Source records
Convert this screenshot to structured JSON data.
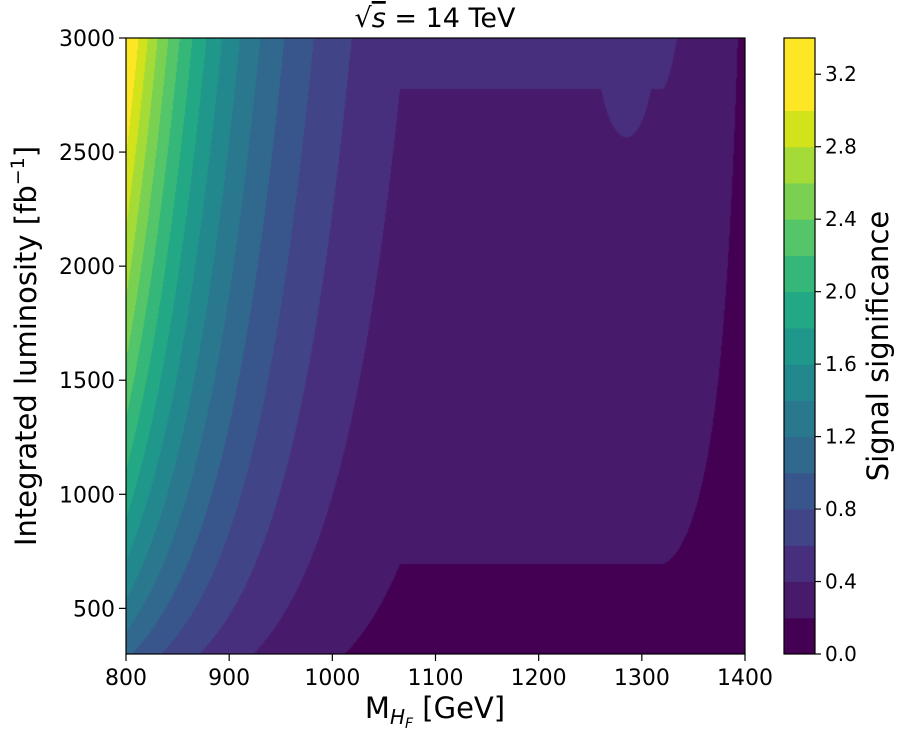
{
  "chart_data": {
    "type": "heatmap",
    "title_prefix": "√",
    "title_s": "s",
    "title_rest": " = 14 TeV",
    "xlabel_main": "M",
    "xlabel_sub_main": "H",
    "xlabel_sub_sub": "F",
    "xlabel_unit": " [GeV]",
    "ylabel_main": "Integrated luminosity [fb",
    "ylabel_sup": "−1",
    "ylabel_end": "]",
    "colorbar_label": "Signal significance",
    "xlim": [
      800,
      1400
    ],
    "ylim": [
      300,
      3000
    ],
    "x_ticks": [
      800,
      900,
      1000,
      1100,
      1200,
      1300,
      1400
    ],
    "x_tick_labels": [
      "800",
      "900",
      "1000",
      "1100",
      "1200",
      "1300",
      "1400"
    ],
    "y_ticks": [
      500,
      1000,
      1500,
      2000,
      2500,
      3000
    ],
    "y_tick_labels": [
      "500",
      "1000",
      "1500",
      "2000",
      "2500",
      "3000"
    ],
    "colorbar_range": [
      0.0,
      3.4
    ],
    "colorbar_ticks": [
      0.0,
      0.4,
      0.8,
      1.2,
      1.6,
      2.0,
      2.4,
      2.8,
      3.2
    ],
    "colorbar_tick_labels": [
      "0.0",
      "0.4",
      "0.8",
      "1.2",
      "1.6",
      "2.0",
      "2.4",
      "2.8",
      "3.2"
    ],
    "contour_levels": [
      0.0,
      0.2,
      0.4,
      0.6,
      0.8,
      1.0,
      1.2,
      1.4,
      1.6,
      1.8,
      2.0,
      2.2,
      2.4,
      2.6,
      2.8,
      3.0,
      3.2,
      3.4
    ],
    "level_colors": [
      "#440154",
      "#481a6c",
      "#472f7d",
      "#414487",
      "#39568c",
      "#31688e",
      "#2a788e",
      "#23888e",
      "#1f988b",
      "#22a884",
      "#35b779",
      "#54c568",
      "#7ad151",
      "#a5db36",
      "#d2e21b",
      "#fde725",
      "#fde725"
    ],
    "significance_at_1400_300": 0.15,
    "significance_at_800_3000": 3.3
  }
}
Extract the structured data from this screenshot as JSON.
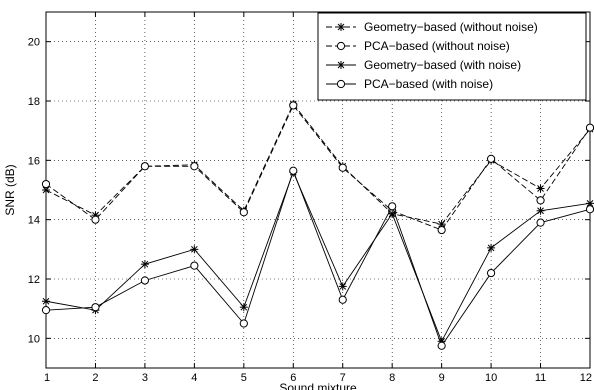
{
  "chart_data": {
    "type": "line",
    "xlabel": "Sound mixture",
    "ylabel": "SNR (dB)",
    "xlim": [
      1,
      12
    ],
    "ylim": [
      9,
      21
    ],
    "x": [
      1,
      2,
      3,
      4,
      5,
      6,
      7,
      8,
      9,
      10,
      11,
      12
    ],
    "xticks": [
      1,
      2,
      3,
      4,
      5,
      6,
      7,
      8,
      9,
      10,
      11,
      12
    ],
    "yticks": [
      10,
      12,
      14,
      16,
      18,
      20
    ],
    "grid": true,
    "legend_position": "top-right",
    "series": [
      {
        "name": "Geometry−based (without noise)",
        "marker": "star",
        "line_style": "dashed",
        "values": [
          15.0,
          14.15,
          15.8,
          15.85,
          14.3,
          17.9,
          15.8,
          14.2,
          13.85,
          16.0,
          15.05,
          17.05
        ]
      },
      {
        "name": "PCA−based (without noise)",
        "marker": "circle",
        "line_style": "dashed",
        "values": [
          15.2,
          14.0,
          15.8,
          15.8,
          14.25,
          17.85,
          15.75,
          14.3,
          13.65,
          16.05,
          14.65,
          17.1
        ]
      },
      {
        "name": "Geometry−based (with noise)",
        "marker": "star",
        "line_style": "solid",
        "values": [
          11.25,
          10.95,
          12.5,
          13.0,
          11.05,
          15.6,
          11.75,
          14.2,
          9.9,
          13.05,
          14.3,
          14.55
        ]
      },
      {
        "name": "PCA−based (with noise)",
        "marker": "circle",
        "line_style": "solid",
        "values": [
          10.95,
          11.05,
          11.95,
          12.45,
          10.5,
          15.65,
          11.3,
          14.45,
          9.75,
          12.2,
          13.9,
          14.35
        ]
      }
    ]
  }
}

**To be done:** Every record above should be written out again exactly; the pictures stay out of the copy.

**Response for this exercise:**
Convert this screenshot to structured JSON data.
{
  "chart_data": {
    "type": "heatmap",
    "title_prefix": "√",
    "title_s": "s",
    "title_rest": " = 14 TeV",
    "xlabel_main": "M",
    "xlabel_sub_main": "H",
    "xlabel_sub_sub": "F",
    "xlabel_unit": " [GeV]",
    "ylabel_main": "Integrated luminosity [fb",
    "ylabel_sup": "−1",
    "ylabel_end": "]",
    "colorbar_label": "Signal significance",
    "xlim": [
      800,
      1400
    ],
    "ylim": [
      300,
      3000
    ],
    "x_ticks": [
      800,
      900,
      1000,
      1100,
      1200,
      1300,
      1400
    ],
    "x_tick_labels": [
      "800",
      "900",
      "1000",
      "1100",
      "1200",
      "1300",
      "1400"
    ],
    "y_ticks": [
      500,
      1000,
      1500,
      2000,
      2500,
      3000
    ],
    "y_tick_labels": [
      "500",
      "1000",
      "1500",
      "2000",
      "2500",
      "3000"
    ],
    "colorbar_range": [
      0.0,
      3.4
    ],
    "colorbar_ticks": [
      0.0,
      0.4,
      0.8,
      1.2,
      1.6,
      2.0,
      2.4,
      2.8,
      3.2
    ],
    "colorbar_tick_labels": [
      "0.0",
      "0.4",
      "0.8",
      "1.2",
      "1.6",
      "2.0",
      "2.4",
      "2.8",
      "3.2"
    ],
    "contour_levels": [
      0.0,
      0.2,
      0.4,
      0.6,
      0.8,
      1.0,
      1.2,
      1.4,
      1.6,
      1.8,
      2.0,
      2.2,
      2.4,
      2.6,
      2.8,
      3.0,
      3.2,
      3.4
    ],
    "level_colors": [
      "#440154",
      "#481a6c",
      "#472f7d",
      "#414487",
      "#39568c",
      "#31688e",
      "#2a788e",
      "#23888e",
      "#1f988b",
      "#22a884",
      "#35b779",
      "#54c568",
      "#7ad151",
      "#a5db36",
      "#d2e21b",
      "#fde725",
      "#fde725"
    ],
    "significance_at_1400_300": 0.15,
    "significance_at_800_3000": 3.3
  }
}
Extract the structured data from this screenshot as JSON.
{
  "chart_data": {
    "type": "line",
    "xlabel": "Sound mixture",
    "ylabel": "SNR (dB)",
    "xlim": [
      1,
      12
    ],
    "ylim": [
      9,
      21
    ],
    "x": [
      1,
      2,
      3,
      4,
      5,
      6,
      7,
      8,
      9,
      10,
      11,
      12
    ],
    "xticks": [
      1,
      2,
      3,
      4,
      5,
      6,
      7,
      8,
      9,
      10,
      11,
      12
    ],
    "yticks": [
      10,
      12,
      14,
      16,
      18,
      20
    ],
    "grid": true,
    "legend_position": "top-right",
    "series": [
      {
        "name": "Geometry−based (without noise)",
        "marker": "star",
        "line_style": "dashed",
        "values": [
          15.0,
          14.15,
          15.8,
          15.85,
          14.3,
          17.9,
          15.8,
          14.2,
          13.85,
          16.0,
          15.05,
          17.05
        ]
      },
      {
        "name": "PCA−based (without noise)",
        "marker": "circle",
        "line_style": "dashed",
        "values": [
          15.2,
          14.0,
          15.8,
          15.8,
          14.25,
          17.85,
          15.75,
          14.3,
          13.65,
          16.05,
          14.65,
          17.1
        ]
      },
      {
        "name": "Geometry−based (with noise)",
        "marker": "star",
        "line_style": "solid",
        "values": [
          11.25,
          10.95,
          12.5,
          13.0,
          11.05,
          15.6,
          11.75,
          14.2,
          9.9,
          13.05,
          14.3,
          14.55
        ]
      },
      {
        "name": "PCA−based (with noise)",
        "marker": "circle",
        "line_style": "solid",
        "values": [
          10.95,
          11.05,
          11.95,
          12.45,
          10.5,
          15.65,
          11.3,
          14.45,
          9.75,
          12.2,
          13.9,
          14.35
        ]
      }
    ]
  }
}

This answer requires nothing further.